→ Your task
Look through the material below. Copy each line that contains the string "JSON".

→ Dataset excerpts
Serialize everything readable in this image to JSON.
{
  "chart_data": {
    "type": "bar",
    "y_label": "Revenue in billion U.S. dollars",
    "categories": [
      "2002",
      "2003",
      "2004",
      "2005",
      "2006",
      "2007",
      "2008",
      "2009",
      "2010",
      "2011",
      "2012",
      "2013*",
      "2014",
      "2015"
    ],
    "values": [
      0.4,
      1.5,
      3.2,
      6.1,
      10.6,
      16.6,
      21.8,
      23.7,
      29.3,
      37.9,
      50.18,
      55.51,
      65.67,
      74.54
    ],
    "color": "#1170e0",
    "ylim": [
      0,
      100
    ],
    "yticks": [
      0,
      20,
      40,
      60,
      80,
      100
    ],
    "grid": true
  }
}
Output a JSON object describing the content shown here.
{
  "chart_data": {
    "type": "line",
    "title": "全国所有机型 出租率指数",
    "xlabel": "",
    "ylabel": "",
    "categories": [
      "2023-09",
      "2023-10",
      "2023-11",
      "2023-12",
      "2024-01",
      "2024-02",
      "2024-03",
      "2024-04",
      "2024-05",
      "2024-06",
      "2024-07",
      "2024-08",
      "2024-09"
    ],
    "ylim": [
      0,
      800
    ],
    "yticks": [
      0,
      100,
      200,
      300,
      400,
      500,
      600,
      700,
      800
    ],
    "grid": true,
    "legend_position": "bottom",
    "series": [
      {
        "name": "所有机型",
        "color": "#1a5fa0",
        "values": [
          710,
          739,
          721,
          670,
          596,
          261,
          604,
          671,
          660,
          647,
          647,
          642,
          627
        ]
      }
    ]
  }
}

→ Result
Serialize everything readable in this image to JSON.
Output a JSON object describing the content shown here.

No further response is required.